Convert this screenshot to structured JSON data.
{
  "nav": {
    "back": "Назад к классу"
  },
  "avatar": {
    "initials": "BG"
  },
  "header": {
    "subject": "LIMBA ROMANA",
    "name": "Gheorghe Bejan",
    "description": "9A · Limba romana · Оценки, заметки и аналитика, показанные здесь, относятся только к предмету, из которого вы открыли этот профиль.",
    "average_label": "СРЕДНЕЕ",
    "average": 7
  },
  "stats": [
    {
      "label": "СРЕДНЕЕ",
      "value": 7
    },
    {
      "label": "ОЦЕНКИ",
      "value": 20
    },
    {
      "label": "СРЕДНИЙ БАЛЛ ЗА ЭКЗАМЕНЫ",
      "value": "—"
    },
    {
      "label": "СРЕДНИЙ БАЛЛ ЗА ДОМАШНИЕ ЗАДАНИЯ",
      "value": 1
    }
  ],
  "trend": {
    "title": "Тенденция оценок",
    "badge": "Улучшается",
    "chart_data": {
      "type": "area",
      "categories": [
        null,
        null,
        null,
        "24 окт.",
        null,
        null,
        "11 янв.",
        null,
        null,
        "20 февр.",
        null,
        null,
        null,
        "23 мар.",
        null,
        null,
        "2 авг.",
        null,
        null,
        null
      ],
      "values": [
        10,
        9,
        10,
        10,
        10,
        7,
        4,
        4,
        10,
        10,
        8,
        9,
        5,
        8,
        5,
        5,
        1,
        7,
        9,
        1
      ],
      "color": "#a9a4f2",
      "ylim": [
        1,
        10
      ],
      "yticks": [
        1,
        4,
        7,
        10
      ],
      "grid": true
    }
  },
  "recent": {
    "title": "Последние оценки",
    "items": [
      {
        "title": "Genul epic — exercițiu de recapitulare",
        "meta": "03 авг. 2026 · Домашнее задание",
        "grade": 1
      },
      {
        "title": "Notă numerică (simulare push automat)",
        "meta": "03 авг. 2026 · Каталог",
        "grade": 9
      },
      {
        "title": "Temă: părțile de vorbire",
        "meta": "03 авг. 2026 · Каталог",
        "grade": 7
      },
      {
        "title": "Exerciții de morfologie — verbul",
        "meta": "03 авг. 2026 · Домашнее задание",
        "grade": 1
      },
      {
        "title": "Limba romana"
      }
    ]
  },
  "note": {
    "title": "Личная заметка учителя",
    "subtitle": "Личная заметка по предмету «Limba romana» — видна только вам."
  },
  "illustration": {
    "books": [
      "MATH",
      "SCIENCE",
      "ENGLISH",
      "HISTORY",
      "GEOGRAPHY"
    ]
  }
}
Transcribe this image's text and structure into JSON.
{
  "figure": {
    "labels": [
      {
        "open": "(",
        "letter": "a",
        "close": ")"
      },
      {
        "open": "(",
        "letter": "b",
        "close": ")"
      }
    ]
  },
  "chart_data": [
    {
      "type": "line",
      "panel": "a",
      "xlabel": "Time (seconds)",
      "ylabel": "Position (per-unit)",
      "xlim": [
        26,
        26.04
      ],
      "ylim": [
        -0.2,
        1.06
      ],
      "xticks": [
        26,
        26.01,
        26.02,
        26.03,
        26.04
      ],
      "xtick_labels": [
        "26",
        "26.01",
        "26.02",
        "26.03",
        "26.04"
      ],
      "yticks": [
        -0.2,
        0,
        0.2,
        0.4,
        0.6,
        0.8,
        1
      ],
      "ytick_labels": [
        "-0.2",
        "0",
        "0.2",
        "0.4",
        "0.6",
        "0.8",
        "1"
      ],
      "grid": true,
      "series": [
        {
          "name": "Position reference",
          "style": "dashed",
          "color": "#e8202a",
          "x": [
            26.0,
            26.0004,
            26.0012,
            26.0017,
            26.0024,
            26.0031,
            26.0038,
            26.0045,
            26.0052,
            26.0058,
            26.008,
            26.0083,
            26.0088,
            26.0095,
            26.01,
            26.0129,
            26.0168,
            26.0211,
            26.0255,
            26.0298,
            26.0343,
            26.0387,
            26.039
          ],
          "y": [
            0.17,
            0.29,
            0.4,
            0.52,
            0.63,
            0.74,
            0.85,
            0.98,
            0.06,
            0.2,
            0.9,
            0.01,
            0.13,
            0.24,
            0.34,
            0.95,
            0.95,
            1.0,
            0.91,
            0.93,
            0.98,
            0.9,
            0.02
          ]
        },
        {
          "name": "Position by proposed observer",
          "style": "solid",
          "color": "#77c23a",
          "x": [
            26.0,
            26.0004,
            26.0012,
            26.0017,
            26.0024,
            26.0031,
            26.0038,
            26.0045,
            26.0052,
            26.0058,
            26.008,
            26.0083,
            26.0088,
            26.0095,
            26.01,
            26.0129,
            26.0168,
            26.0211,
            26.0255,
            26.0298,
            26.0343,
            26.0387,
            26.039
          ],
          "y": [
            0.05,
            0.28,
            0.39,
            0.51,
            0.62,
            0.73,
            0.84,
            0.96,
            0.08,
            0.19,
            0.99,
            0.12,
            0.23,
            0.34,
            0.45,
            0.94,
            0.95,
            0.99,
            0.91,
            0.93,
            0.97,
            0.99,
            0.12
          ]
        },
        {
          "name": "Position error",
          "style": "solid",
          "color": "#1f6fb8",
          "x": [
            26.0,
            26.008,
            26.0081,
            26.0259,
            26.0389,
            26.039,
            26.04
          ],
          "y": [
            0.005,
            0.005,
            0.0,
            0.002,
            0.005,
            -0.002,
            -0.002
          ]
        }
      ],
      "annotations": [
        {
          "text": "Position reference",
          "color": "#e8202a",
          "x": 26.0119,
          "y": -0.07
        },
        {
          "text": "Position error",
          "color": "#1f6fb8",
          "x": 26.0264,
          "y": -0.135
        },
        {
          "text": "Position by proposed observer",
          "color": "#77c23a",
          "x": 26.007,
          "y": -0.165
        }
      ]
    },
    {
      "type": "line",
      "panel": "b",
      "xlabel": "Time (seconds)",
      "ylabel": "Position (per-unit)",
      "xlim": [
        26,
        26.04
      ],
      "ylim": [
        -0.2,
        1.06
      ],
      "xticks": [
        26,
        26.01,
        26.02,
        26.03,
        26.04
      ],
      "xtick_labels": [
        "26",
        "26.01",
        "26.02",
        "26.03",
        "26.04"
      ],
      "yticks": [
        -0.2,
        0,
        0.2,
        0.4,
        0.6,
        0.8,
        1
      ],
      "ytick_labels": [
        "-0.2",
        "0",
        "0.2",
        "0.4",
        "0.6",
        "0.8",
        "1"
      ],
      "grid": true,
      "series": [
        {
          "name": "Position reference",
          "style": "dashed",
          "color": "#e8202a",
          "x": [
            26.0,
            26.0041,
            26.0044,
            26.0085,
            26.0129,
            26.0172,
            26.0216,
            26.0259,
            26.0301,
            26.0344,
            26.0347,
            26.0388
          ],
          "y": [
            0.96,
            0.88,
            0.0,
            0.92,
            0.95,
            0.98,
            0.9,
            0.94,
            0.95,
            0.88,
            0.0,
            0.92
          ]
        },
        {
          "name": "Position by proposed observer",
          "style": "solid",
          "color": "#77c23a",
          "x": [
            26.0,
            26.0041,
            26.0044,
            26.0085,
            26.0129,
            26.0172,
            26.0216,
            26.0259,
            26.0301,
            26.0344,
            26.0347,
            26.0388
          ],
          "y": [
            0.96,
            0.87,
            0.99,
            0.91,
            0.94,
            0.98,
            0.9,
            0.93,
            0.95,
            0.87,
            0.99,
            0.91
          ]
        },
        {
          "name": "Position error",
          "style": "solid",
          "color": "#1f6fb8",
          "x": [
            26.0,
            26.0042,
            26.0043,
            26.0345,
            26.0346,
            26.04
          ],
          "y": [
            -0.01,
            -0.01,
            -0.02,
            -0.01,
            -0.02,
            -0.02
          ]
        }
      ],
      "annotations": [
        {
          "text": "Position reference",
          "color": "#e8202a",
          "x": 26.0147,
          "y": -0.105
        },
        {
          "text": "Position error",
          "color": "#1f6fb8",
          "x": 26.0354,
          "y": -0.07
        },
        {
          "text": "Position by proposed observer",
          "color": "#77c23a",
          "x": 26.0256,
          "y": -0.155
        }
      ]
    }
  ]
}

+===+

▶ [What to work on]: Find every line that has "только" in it, then return those lines.

▶ [Task solution]:
    "description": "9A · Limba romana · Оценки, заметки и аналитика, показанные здесь, относятся только к предмету, из которого вы открыли этот профиль.",
    "subtitle": "Личная заметка по предмету «Limba romana» — видна только вам."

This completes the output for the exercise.